- PROVIDED DATA -
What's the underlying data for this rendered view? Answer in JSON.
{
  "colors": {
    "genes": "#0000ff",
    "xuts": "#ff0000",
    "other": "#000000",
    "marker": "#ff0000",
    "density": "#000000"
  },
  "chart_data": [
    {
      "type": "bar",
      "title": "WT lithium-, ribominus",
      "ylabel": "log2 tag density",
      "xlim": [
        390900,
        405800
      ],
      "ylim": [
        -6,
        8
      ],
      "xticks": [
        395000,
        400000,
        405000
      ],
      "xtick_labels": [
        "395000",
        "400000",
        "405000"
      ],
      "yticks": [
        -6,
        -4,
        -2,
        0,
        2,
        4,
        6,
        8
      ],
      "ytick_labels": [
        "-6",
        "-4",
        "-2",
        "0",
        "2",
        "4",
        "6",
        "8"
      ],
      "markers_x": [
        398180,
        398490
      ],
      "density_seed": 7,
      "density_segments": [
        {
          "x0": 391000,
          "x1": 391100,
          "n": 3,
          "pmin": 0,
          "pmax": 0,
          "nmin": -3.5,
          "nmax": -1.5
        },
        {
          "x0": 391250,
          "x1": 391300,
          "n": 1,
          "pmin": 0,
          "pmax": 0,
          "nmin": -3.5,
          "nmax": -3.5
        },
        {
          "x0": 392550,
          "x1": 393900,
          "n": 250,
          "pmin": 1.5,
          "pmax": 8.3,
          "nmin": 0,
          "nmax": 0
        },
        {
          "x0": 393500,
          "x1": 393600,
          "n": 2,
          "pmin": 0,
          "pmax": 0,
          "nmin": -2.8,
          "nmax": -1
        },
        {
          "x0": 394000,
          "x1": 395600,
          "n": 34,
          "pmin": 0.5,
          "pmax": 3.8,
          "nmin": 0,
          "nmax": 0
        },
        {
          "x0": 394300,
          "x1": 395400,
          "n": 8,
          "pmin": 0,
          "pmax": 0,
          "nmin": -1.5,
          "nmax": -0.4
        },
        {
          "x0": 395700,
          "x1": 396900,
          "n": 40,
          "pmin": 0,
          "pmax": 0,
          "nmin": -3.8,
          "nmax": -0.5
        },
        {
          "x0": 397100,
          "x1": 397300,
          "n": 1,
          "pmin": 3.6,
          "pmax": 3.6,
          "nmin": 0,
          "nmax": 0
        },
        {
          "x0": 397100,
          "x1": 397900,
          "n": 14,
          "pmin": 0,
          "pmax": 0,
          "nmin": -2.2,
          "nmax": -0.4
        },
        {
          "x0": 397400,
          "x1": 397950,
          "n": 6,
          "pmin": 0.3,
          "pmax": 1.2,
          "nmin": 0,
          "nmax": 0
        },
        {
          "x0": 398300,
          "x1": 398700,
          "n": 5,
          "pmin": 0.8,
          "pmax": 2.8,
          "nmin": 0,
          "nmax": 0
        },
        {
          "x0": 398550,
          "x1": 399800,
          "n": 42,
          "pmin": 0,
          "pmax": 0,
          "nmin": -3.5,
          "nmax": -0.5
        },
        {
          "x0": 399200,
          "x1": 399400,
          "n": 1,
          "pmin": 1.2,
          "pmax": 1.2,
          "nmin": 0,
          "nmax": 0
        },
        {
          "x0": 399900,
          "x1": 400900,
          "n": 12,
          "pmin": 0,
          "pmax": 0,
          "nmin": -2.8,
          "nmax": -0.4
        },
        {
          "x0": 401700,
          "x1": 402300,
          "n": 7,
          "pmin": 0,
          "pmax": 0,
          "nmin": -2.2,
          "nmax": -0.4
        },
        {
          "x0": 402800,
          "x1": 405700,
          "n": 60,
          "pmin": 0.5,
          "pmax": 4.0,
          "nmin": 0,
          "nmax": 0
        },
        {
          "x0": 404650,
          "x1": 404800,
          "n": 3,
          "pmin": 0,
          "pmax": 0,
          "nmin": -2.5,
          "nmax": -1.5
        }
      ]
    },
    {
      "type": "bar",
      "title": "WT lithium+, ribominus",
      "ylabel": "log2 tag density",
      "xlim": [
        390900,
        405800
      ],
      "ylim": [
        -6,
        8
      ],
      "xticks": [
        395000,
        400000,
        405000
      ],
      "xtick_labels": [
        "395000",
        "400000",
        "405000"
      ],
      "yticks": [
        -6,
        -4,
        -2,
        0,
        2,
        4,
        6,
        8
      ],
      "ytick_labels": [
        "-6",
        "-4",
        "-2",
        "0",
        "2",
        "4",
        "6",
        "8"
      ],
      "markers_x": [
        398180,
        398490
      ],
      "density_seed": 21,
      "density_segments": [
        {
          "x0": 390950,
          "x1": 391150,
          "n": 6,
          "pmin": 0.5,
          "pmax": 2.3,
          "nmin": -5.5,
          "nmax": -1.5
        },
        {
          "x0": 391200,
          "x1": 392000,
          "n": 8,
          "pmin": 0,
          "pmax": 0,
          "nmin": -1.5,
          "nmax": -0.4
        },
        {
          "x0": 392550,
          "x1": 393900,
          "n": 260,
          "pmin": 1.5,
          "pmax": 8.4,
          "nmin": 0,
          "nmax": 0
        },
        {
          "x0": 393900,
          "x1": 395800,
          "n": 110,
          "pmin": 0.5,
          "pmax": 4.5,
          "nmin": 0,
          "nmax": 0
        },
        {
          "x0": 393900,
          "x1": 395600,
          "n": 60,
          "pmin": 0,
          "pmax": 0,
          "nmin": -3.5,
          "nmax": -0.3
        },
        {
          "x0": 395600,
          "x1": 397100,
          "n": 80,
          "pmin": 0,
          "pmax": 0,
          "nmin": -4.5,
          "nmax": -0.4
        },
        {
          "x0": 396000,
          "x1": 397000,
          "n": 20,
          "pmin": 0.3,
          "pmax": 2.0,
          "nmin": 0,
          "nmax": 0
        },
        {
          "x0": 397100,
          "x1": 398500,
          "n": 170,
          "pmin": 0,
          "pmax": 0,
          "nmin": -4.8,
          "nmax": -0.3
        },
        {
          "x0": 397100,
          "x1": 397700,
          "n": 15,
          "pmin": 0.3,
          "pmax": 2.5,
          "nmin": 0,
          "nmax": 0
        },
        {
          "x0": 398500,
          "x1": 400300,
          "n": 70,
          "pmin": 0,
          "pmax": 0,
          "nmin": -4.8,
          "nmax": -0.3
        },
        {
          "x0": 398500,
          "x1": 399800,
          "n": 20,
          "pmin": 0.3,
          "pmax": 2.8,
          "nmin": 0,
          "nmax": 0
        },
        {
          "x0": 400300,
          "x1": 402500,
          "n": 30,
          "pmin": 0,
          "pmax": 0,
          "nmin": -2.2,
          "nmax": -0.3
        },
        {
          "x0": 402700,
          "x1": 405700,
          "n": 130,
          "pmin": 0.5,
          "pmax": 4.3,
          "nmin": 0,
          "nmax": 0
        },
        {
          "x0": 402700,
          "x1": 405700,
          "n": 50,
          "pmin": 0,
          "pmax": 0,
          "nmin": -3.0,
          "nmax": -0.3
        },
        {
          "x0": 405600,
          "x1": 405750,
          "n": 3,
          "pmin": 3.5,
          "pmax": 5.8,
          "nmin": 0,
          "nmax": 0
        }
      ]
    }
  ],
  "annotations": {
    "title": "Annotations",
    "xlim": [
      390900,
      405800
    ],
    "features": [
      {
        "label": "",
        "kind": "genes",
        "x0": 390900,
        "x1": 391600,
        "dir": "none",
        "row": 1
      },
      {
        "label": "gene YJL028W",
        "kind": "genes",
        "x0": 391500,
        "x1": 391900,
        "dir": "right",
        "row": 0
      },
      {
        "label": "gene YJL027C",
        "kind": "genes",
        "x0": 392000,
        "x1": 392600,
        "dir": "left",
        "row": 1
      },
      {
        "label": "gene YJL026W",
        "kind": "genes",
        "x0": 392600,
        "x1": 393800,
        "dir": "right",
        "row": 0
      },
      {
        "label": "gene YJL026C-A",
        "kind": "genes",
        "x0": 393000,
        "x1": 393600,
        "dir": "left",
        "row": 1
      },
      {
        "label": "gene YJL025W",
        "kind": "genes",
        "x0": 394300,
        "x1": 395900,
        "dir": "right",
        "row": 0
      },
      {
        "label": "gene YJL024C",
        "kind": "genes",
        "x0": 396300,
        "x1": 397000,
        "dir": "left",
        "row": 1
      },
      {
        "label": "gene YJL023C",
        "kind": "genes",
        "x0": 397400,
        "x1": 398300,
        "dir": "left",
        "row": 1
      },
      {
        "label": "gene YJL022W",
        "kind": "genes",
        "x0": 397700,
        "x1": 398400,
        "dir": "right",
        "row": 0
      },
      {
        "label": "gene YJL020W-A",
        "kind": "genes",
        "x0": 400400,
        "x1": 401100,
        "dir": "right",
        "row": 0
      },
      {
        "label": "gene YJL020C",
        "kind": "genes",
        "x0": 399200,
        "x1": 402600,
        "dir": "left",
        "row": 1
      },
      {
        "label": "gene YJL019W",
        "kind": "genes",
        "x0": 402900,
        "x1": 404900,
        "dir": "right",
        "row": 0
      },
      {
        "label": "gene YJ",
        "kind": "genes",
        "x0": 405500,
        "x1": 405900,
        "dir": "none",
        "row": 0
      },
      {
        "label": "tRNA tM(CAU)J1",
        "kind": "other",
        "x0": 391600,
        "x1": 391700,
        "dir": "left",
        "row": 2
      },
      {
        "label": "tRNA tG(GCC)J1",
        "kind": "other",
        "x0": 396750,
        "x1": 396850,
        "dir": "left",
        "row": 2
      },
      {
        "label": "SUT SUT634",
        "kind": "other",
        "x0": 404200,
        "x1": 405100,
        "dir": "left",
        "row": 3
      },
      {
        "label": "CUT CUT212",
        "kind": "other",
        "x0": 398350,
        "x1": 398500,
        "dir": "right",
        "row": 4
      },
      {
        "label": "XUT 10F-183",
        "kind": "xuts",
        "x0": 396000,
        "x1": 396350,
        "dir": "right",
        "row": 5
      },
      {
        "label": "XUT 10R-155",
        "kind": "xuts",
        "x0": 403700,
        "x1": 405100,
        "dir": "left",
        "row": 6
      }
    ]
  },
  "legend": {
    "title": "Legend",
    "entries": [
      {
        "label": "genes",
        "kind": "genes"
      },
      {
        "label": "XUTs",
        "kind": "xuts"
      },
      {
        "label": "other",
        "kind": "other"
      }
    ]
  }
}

- WHAT THE EXERCISE ASKS -
Check the lines above and copy each one that includes "ribominus".

- FINISHED EXERCISE -
      "title": "WT lithium-, ribominus",
      "title": "WT lithium+, ribominus",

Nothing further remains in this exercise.